- [Supplied material]:

+++

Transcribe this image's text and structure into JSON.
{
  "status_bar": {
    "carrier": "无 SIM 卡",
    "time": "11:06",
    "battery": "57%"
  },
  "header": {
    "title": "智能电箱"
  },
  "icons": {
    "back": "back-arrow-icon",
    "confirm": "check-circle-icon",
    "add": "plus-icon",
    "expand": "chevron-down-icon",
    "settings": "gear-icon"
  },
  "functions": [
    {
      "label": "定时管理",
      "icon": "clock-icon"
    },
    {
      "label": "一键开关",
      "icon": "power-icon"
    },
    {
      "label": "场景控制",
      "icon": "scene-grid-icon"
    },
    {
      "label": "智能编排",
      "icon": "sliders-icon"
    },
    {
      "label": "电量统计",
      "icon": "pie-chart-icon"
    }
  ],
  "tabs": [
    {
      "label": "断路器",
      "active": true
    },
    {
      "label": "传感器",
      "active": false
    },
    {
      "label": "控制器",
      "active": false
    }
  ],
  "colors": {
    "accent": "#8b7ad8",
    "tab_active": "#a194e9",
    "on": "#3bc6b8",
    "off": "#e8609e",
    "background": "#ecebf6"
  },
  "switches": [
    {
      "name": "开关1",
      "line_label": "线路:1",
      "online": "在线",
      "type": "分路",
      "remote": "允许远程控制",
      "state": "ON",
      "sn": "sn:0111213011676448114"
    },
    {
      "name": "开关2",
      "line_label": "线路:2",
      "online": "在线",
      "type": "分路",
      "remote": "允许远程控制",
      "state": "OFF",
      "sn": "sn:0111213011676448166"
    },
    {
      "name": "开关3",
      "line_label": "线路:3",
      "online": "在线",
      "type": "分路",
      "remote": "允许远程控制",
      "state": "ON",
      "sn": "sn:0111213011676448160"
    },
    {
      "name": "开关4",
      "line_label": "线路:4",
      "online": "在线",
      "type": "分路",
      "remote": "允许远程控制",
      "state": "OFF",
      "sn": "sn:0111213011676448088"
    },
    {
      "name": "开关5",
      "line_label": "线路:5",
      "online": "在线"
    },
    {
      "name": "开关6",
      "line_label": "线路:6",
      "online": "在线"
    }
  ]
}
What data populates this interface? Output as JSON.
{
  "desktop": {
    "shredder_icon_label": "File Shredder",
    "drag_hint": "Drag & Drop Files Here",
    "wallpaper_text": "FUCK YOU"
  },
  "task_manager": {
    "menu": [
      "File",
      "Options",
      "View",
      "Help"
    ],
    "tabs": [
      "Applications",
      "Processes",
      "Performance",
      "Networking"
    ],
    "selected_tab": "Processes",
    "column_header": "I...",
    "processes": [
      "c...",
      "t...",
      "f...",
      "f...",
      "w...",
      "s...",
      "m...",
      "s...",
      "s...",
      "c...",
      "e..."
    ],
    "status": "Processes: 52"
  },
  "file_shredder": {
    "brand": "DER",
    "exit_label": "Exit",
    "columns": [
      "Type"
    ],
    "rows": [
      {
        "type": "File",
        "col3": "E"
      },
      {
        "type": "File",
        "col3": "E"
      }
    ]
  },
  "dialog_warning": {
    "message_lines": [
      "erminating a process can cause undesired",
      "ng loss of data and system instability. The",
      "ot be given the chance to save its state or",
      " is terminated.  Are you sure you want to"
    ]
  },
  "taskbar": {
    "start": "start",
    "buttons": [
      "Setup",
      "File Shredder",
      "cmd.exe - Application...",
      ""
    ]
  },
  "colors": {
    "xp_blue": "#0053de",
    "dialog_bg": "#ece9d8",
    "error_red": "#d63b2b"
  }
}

+++

Copy out each line of the listing that holds "name".

      "name": "开关1",
      "name": "开关2",
      "name": "开关3",
      "name": "开关4",
      "name": "开关5",
      "name": "开关6",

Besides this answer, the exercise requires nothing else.